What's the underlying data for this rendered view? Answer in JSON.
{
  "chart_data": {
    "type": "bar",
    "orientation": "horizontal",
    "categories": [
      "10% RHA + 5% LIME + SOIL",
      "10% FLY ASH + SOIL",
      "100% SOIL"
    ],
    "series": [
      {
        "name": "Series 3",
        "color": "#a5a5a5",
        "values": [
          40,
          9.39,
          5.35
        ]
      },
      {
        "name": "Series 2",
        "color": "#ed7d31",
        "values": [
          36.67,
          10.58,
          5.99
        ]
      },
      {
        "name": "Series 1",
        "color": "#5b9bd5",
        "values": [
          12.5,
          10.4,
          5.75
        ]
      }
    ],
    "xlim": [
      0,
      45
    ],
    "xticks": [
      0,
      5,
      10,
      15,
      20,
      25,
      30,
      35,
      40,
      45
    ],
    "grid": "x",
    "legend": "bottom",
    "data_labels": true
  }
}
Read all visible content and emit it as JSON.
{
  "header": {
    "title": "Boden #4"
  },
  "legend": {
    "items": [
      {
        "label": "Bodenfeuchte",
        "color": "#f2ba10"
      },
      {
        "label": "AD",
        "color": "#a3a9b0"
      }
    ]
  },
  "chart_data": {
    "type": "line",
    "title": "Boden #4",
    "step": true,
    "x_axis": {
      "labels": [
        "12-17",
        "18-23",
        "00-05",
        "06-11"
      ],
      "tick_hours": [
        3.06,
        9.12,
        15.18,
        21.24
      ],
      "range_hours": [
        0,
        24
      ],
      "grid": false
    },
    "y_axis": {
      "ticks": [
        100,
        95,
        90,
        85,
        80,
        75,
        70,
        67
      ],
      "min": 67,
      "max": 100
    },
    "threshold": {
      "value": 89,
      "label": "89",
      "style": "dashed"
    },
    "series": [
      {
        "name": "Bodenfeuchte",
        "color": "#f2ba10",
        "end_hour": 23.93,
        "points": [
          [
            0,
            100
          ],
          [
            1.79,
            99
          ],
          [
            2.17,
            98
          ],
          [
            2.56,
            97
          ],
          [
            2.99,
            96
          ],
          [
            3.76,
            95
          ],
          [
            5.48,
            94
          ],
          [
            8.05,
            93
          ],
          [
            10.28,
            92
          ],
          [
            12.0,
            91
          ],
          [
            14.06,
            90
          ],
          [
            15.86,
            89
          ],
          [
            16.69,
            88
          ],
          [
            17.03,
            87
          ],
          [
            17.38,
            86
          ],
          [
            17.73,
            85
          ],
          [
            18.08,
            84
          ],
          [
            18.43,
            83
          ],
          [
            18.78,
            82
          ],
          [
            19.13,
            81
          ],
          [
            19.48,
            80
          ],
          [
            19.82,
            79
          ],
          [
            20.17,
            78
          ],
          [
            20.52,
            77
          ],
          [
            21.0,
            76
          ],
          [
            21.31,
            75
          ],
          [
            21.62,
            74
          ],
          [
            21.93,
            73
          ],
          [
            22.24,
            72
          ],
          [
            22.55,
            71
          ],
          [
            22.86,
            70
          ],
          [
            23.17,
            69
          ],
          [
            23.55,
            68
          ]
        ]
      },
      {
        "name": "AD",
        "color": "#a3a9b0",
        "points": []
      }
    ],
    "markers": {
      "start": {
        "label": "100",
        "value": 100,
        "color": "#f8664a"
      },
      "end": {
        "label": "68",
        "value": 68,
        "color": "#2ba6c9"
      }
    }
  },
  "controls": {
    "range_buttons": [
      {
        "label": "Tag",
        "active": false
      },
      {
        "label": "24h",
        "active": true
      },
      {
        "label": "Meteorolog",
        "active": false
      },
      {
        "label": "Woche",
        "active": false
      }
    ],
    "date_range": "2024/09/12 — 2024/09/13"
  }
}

-*-

* **Exercise directions**: Reproduce the complete data exactly as presented above.

* **Problem solution**:
What's the underlying data for this rendered view? Answer in JSON.
{
  "chart_data": {
    "type": "bar",
    "orientation": "horizontal",
    "categories": [
      "10% RHA + 5% LIME + SOIL",
      "10% FLY ASH + SOIL",
      "100% SOIL"
    ],
    "series": [
      {
        "name": "Series 3",
        "color": "#a5a5a5",
        "values": [
          40,
          9.39,
          5.35
        ]
      },
      {
        "name": "Series 2",
        "color": "#ed7d31",
        "values": [
          36.67,
          10.58,
          5.99
        ]
      },
      {
        "name": "Series 1",
        "color": "#5b9bd5",
        "values": [
          12.5,
          10.4,
          5.75
        ]
      }
    ],
    "xlim": [
      0,
      45
    ],
    "xticks": [
      0,
      5,
      10,
      15,
      20,
      25,
      30,
      35,
      40,
      45
    ],
    "grid": "x",
    "legend": "bottom",
    "data_labels": true
  }
}
Read all visible content and emit it as JSON.
{
  "header": {
    "title": "Boden #4"
  },
  "legend": {
    "items": [
      {
        "label": "Bodenfeuchte",
        "color": "#f2ba10"
      },
      {
        "label": "AD",
        "color": "#a3a9b0"
      }
    ]
  },
  "chart_data": {
    "type": "line",
    "title": "Boden #4",
    "step": true,
    "x_axis": {
      "labels": [
        "12-17",
        "18-23",
        "00-05",
        "06-11"
      ],
      "tick_hours": [
        3.06,
        9.12,
        15.18,
        21.24
      ],
      "range_hours": [
        0,
        24
      ],
      "grid": false
    },
    "y_axis": {
      "ticks": [
        100,
        95,
        90,
        85,
        80,
        75,
        70,
        67
      ],
      "min": 67,
      "max": 100
    },
    "threshold": {
      "value": 89,
      "label": "89",
      "style": "dashed"
    },
    "series": [
      {
        "name": "Bodenfeuchte",
        "color": "#f2ba10",
        "end_hour": 23.93,
        "points": [
          [
            0,
            100
          ],
          [
            1.79,
            99
          ],
          [
            2.17,
            98
          ],
          [
            2.56,
            97
          ],
          [
            2.99,
            96
          ],
          [
            3.76,
            95
          ],
          [
            5.48,
            94
          ],
          [
            8.05,
            93
          ],
          [
            10.28,
            92
          ],
          [
            12.0,
            91
          ],
          [
            14.06,
            90
          ],
          [
            15.86,
            89
          ],
          [
            16.69,
            88
          ],
          [
            17.03,
            87
          ],
          [
            17.38,
            86
          ],
          [
            17.73,
            85
          ],
          [
            18.08,
            84
          ],
          [
            18.43,
            83
          ],
          [
            18.78,
            82
          ],
          [
            19.13,
            81
          ],
          [
            19.48,
            80
          ],
          [
            19.82,
            79
          ],
          [
            20.17,
            78
          ],
          [
            20.52,
            77
          ],
          [
            21.0,
            76
          ],
          [
            21.31,
            75
          ],
          [
            21.62,
            74
          ],
          [
            21.93,
            73
          ],
          [
            22.24,
            72
          ],
          [
            22.55,
            71
          ],
          [
            22.86,
            70
          ],
          [
            23.17,
            69
          ],
          [
            23.55,
            68
          ]
        ]
      },
      {
        "name": "AD",
        "color": "#a3a9b0",
        "points": []
      }
    ],
    "markers": {
      "start": {
        "label": "100",
        "value": 100,
        "color": "#f8664a"
      },
      "end": {
        "label": "68",
        "value": 68,
        "color": "#2ba6c9"
      }
    }
  },
  "controls": {
    "range_buttons": [
      {
        "label": "Tag",
        "active": false
      },
      {
        "label": "24h",
        "active": true
      },
      {
        "label": "Meteorolog",
        "active": false
      },
      {
        "label": "Woche",
        "active": false
      }
    ],
    "date_range": "2024/09/12 — 2024/09/13"
  }
}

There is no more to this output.